■ WHAT TO DO
Your task is to give the listing below back word for word, pictures excluded.
BEGIN DATASET ENTRIES
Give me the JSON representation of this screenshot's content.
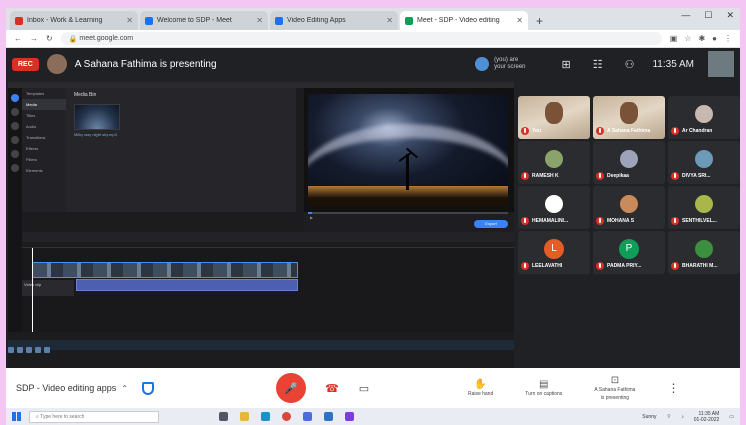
{
  "browser": {
    "tabs": [
      {
        "label": "Inbox - Work & Learning",
        "active": false,
        "color": "#d93025"
      },
      {
        "label": "Welcome to SDP - Meet",
        "active": false,
        "color": "#1a73e8"
      },
      {
        "label": "Video Editing Apps",
        "active": false,
        "color": "#1a73e8"
      },
      {
        "label": "Meet - SDP - Video editing",
        "active": true,
        "color": "#0f9d58"
      }
    ],
    "new_tab": "+",
    "url": "meet.google.com",
    "window_controls": [
      "minimize",
      "maximize",
      "close"
    ]
  },
  "meet": {
    "rec_label": "REC",
    "presenting_text": "A Sahana Fathima is presenting",
    "you_presenting_line1": "(you) are",
    "you_presenting_line2": "your screen",
    "clock": "11:35 AM",
    "top_icons": [
      "layout-icon",
      "activities-icon",
      "people-icon"
    ]
  },
  "editor": {
    "library_title": "Media Bin",
    "clip_caption": "Milky way night sky.mp4",
    "sidebar": [
      "Templates",
      "Media",
      "Titles",
      "Audio",
      "Transitions",
      "Effects",
      "Filters",
      "Elements"
    ],
    "export_label": "Export",
    "clip_label": "Video clip",
    "progress": 0.02
  },
  "participants": [
    {
      "name": "You",
      "type": "camera"
    },
    {
      "name": "A Sahana Fathima",
      "type": "camera"
    },
    {
      "name": "Ar Chandran",
      "type": "avatar",
      "color": "#c7b8b0"
    },
    {
      "name": "RAMESH K",
      "type": "avatar",
      "color": "#8ba36a"
    },
    {
      "name": "Deepikaa",
      "type": "avatar",
      "color": "#9da3b8"
    },
    {
      "name": "DIVYA SRI...",
      "type": "avatar",
      "color": "#6d9ab8"
    },
    {
      "name": "HEMAMALINI...",
      "type": "avatar",
      "color": "#ffffff"
    },
    {
      "name": "MOHANA S",
      "type": "avatar",
      "color": "#c98a5c"
    },
    {
      "name": "SENTHILVEL...",
      "type": "avatar",
      "color": "#a8b64a"
    },
    {
      "name": "LEELAVATHI",
      "type": "initial",
      "initial": "L",
      "color": "#e65c26"
    },
    {
      "name": "PADMA PRIY...",
      "type": "initial",
      "initial": "P",
      "color": "#0f9d58"
    },
    {
      "name": "BHARATHI M...",
      "type": "avatar",
      "color": "#3b8f3f"
    }
  ],
  "bottombar": {
    "meeting_name": "SDP - Video editing apps",
    "raise_hand": "Raise hand",
    "captions": "Turn on captions",
    "present_line1": "A Sahana Fathima",
    "present_line2": "is presenting"
  },
  "taskbar": {
    "search_placeholder": "Type here to search",
    "weather": "Sunny",
    "time": "11:35 AM",
    "date": "01-02-2022"
  }
}
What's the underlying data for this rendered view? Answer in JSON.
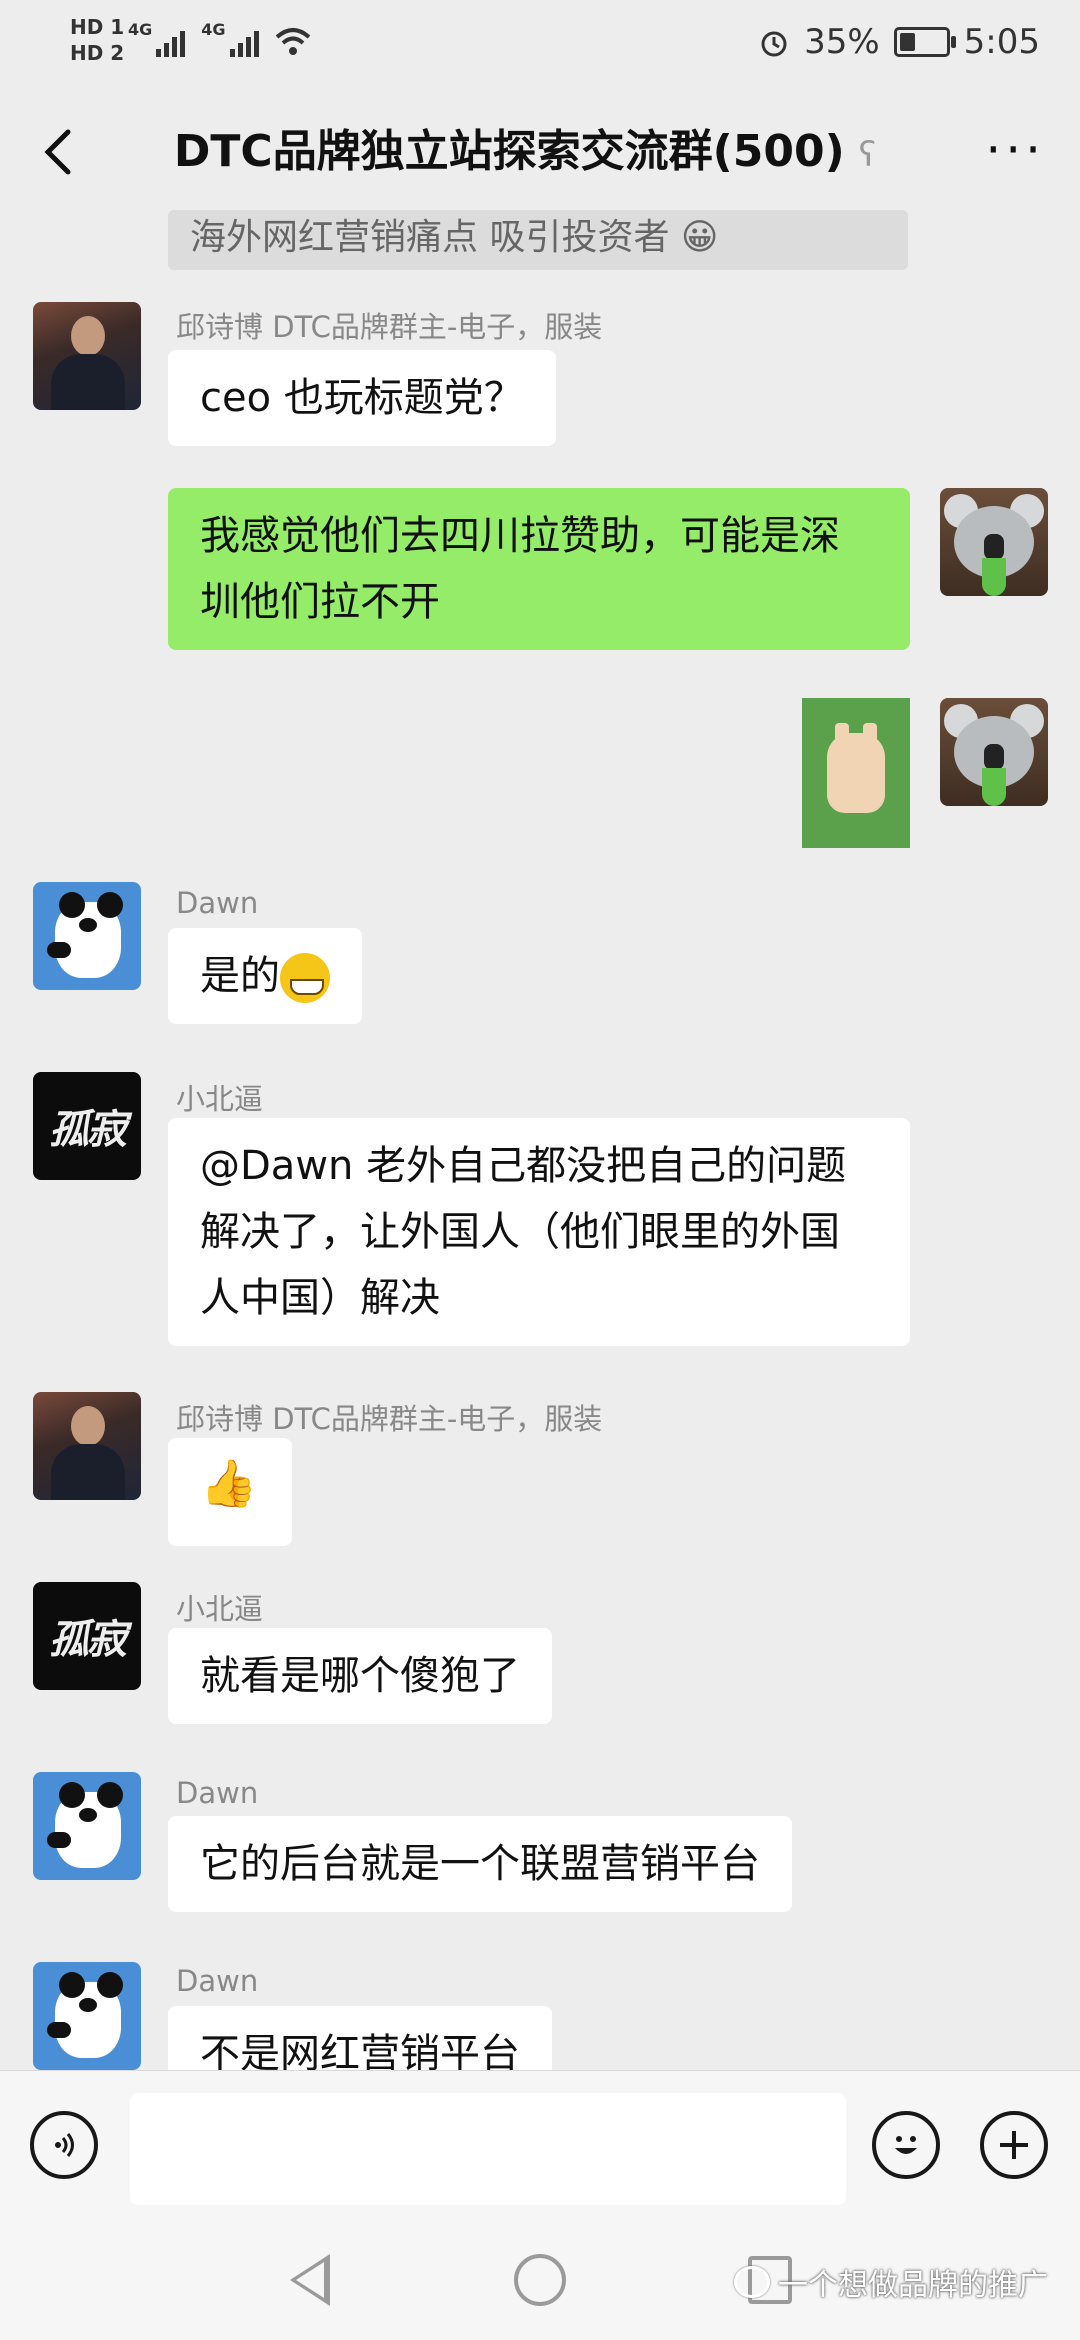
{
  "status_bar": {
    "hd1": "HD 1",
    "hd2": "HD 2",
    "net1": "4G",
    "net2": "4G",
    "battery": "35%",
    "battery_level": 0.35,
    "time": "5:05"
  },
  "header": {
    "title": "DTC品牌独立站探索交流群(500)",
    "back_icon": "chevron-left-icon",
    "ear_icon": "earpiece-icon",
    "more_icon": "more-dots-icon"
  },
  "quoted_message": {
    "text": "海外网红营销痛点 吸引投资者 😀"
  },
  "messages": [
    {
      "sender": "邱诗博 DTC品牌群主-电子，服装",
      "text": "ceo 也玩标题党？"
    },
    {
      "sender": "",
      "text": "我感觉他们去四川拉赞助，可能是深圳他们拉不开"
    },
    {
      "sender": "Dawn",
      "text": "是的"
    },
    {
      "sender": "小北逼",
      "text": "@Dawn  老外自己都没把自己的问题解决了，让外国人（他们眼里的外国人中国）解决"
    },
    {
      "sender": "邱诗博 DTC品牌群主-电子，服装",
      "text": "👍"
    },
    {
      "sender": "小北逼",
      "text": "就看是哪个傻狍了"
    },
    {
      "sender": "Dawn",
      "text": "它的后台就是一个联盟营销平台"
    },
    {
      "sender": "Dawn",
      "text": "不是网红营销平台"
    }
  ],
  "avatar_glyph": "孤寂",
  "input_bar": {
    "voice_icon": "voice-icon",
    "emoji_icon": "emoji-icon",
    "plus_icon": "plus-icon"
  },
  "watermark": {
    "text": "一个想做品牌的推广"
  }
}
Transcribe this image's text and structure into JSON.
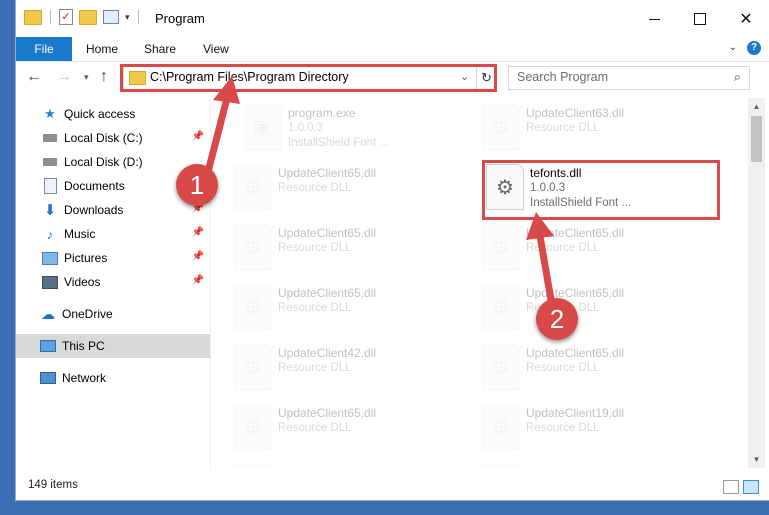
{
  "window": {
    "title": "Program",
    "controls": {
      "minimize": "—",
      "maximize": "☐",
      "close": "✕"
    }
  },
  "ribbon": {
    "tabs": [
      "File",
      "Home",
      "Share",
      "View"
    ],
    "help": "?"
  },
  "navigation": {
    "address_path": "C:\\Program Files\\Program Directory",
    "search_placeholder": "Search Program"
  },
  "sidebar": {
    "items": [
      {
        "label": "Quick access",
        "icon": "star-icon"
      },
      {
        "label": "Local Disk (C:)",
        "icon": "drive-icon",
        "pinned": true
      },
      {
        "label": "Local Disk (D:)",
        "icon": "drive-icon"
      },
      {
        "label": "Documents",
        "icon": "documents-icon",
        "pinned": true
      },
      {
        "label": "Downloads",
        "icon": "download-icon",
        "pinned": true
      },
      {
        "label": "Music",
        "icon": "music-icon",
        "pinned": true
      },
      {
        "label": "Pictures",
        "icon": "pictures-icon",
        "pinned": true
      },
      {
        "label": "Videos",
        "icon": "videos-icon",
        "pinned": true
      },
      {
        "label": "OneDrive",
        "icon": "cloud-icon"
      },
      {
        "label": "This PC",
        "icon": "computer-icon",
        "selected": true
      },
      {
        "label": "Network",
        "icon": "network-icon"
      }
    ]
  },
  "files": [
    {
      "name": "program.exe",
      "line2": "1.0.0.3",
      "line3": "InstallShield Font ..."
    },
    {
      "name": "UpdateClient63.dll",
      "line2": "Resource DLL"
    },
    {
      "name": "UpdateClient65.dll",
      "line2": "Resource DLL"
    },
    {
      "name": "tefonts.dll",
      "line2": "1.0.0.3",
      "line3": "InstallShield Font ...",
      "highlighted": true
    },
    {
      "name": "UpdateClient65.dll",
      "line2": "Resource DLL"
    },
    {
      "name": "UpdateClient65.dll",
      "line2": "Resource DLL"
    },
    {
      "name": "UpdateClient65.dll",
      "line2": "Resource DLL"
    },
    {
      "name": "UpdateClient65.dll",
      "line2": "Resource DLL"
    },
    {
      "name": "UpdateClient42.dll",
      "line2": "Resource DLL"
    },
    {
      "name": "UpdateClient65.dll",
      "line2": "Resource DLL"
    },
    {
      "name": "UpdateClient65.dll",
      "line2": "Resource DLL"
    },
    {
      "name": "UpdateClient19.dll",
      "line2": "Resource DLL"
    },
    {
      "name": "",
      "line2": ""
    },
    {
      "name": "",
      "line2": ""
    }
  ],
  "status": {
    "item_count": "149 items"
  },
  "annotations": {
    "step1": "1",
    "step2": "2",
    "color": "#d84a4a"
  }
}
END DATASET ENTRIES
■ TASK RESULT
Give me the JSON representation of this screenshot's content.
{
  "browser": {
    "tabs": [
      {
        "label": "Inbox - Work & Learning",
        "active": false,
        "color": "#d93025"
      },
      {
        "label": "Welcome to SDP - Meet",
        "active": false,
        "color": "#1a73e8"
      },
      {
        "label": "Video Editing Apps",
        "active": false,
        "color": "#1a73e8"
      },
      {
        "label": "Meet - SDP - Video editing",
        "active": true,
        "color": "#0f9d58"
      }
    ],
    "new_tab": "+",
    "url": "meet.google.com",
    "window_controls": [
      "minimize",
      "maximize",
      "close"
    ]
  },
  "meet": {
    "rec_label": "REC",
    "presenting_text": "A Sahana Fathima is presenting",
    "you_presenting_line1": "(you) are",
    "you_presenting_line2": "your screen",
    "clock": "11:35 AM",
    "top_icons": [
      "layout-icon",
      "activities-icon",
      "people-icon"
    ]
  },
  "editor": {
    "library_title": "Media Bin",
    "clip_caption": "Milky way night sky.mp4",
    "sidebar": [
      "Templates",
      "Media",
      "Titles",
      "Audio",
      "Transitions",
      "Effects",
      "Filters",
      "Elements"
    ],
    "export_label": "Export",
    "clip_label": "Video clip",
    "progress": 0.02
  },
  "participants": [
    {
      "name": "You",
      "type": "camera"
    },
    {
      "name": "A Sahana Fathima",
      "type": "camera"
    },
    {
      "name": "Ar Chandran",
      "type": "avatar",
      "color": "#c7b8b0"
    },
    {
      "name": "RAMESH K",
      "type": "avatar",
      "color": "#8ba36a"
    },
    {
      "name": "Deepikaa",
      "type": "avatar",
      "color": "#9da3b8"
    },
    {
      "name": "DIVYA SRI...",
      "type": "avatar",
      "color": "#6d9ab8"
    },
    {
      "name": "HEMAMALINI...",
      "type": "avatar",
      "color": "#ffffff"
    },
    {
      "name": "MOHANA S",
      "type": "avatar",
      "color": "#c98a5c"
    },
    {
      "name": "SENTHILVEL...",
      "type": "avatar",
      "color": "#a8b64a"
    },
    {
      "name": "LEELAVATHI",
      "type": "initial",
      "initial": "L",
      "color": "#e65c26"
    },
    {
      "name": "PADMA PRIY...",
      "type": "initial",
      "initial": "P",
      "color": "#0f9d58"
    },
    {
      "name": "BHARATHI M...",
      "type": "avatar",
      "color": "#3b8f3f"
    }
  ],
  "bottombar": {
    "meeting_name": "SDP - Video editing apps",
    "raise_hand": "Raise hand",
    "captions": "Turn on captions",
    "present_line1": "A Sahana Fathima",
    "present_line2": "is presenting"
  },
  "taskbar": {
    "search_placeholder": "Type here to search",
    "weather": "Sunny",
    "time": "11:35 AM",
    "date": "01-02-2022"
  }
}
What's the underlying data for this rendered view? Answer in JSON.
{
  "status_bar": {
    "hd1": "HD 1",
    "hd2": "HD 2",
    "net1": "4G",
    "net2": "4G",
    "battery": "35%",
    "battery_level": 0.35,
    "time": "5:05"
  },
  "header": {
    "title": "DTC品牌独立站探索交流群(500)",
    "back_icon": "chevron-left-icon",
    "ear_icon": "earpiece-icon",
    "more_icon": "more-dots-icon"
  },
  "quoted_message": {
    "text": "海外网红营销痛点 吸引投资者 😀"
  },
  "messages": [
    {
      "sender": "邱诗博 DTC品牌群主-电子，服装",
      "text": "ceo 也玩标题党？"
    },
    {
      "sender": "",
      "text": "我感觉他们去四川拉赞助，可能是深圳他们拉不开"
    },
    {
      "sender": "Dawn",
      "text": "是的"
    },
    {
      "sender": "小北逼",
      "text": "@Dawn  老外自己都没把自己的问题解决了，让外国人（他们眼里的外国人中国）解决"
    },
    {
      "sender": "邱诗博 DTC品牌群主-电子，服装",
      "text": "👍"
    },
    {
      "sender": "小北逼",
      "text": "就看是哪个傻狍了"
    },
    {
      "sender": "Dawn",
      "text": "它的后台就是一个联盟营销平台"
    },
    {
      "sender": "Dawn",
      "text": "不是网红营销平台"
    }
  ],
  "avatar_glyph": "孤寂",
  "input_bar": {
    "voice_icon": "voice-icon",
    "emoji_icon": "emoji-icon",
    "plus_icon": "plus-icon"
  },
  "watermark": {
    "text": "一个想做品牌的推广"
  }
}
Transcribe this image's text and structure into JSON.
{
  "window": {
    "title": "Program",
    "controls": {
      "minimize": "—",
      "maximize": "☐",
      "close": "✕"
    }
  },
  "ribbon": {
    "tabs": [
      "File",
      "Home",
      "Share",
      "View"
    ],
    "help": "?"
  },
  "navigation": {
    "address_path": "C:\\Program Files\\Program Directory",
    "search_placeholder": "Search Program"
  },
  "sidebar": {
    "items": [
      {
        "label": "Quick access",
        "icon": "star-icon"
      },
      {
        "label": "Local Disk (C:)",
        "icon": "drive-icon",
        "pinned": true
      },
      {
        "label": "Local Disk (D:)",
        "icon": "drive-icon"
      },
      {
        "label": "Documents",
        "icon": "documents-icon",
        "pinned": true
      },
      {
        "label": "Downloads",
        "icon": "download-icon",
        "pinned": true
      },
      {
        "label": "Music",
        "icon": "music-icon",
        "pinned": true
      },
      {
        "label": "Pictures",
        "icon": "pictures-icon",
        "pinned": true
      },
      {
        "label": "Videos",
        "icon": "videos-icon",
        "pinned": true
      },
      {
        "label": "OneDrive",
        "icon": "cloud-icon"
      },
      {
        "label": "This PC",
        "icon": "computer-icon",
        "selected": true
      },
      {
        "label": "Network",
        "icon": "network-icon"
      }
    ]
  },
  "files": [
    {
      "name": "program.exe",
      "line2": "1.0.0.3",
      "line3": "InstallShield Font ..."
    },
    {
      "name": "UpdateClient63.dll",
      "line2": "Resource DLL"
    },
    {
      "name": "UpdateClient65.dll",
      "line2": "Resource DLL"
    },
    {
      "name": "tefonts.dll",
      "line2": "1.0.0.3",
      "line3": "InstallShield Font ...",
      "highlighted": true
    },
    {
      "name": "UpdateClient65.dll",
      "line2": "Resource DLL"
    },
    {
      "name": "UpdateClient65.dll",
      "line2": "Resource DLL"
    },
    {
      "name": "UpdateClient65.dll",
      "line2": "Resource DLL"
    },
    {
      "name": "UpdateClient65.dll",
      "line2": "Resource DLL"
    },
    {
      "name": "UpdateClient42.dll",
      "line2": "Resource DLL"
    },
    {
      "name": "UpdateClient65.dll",
      "line2": "Resource DLL"
    },
    {
      "name": "UpdateClient65.dll",
      "line2": "Resource DLL"
    },
    {
      "name": "UpdateClient19.dll",
      "line2": "Resource DLL"
    },
    {
      "name": "",
      "line2": ""
    },
    {
      "name": "",
      "line2": ""
    }
  ],
  "status": {
    "item_count": "149 items"
  },
  "annotations": {
    "step1": "1",
    "step2": "2",
    "color": "#d84a4a"
  }
}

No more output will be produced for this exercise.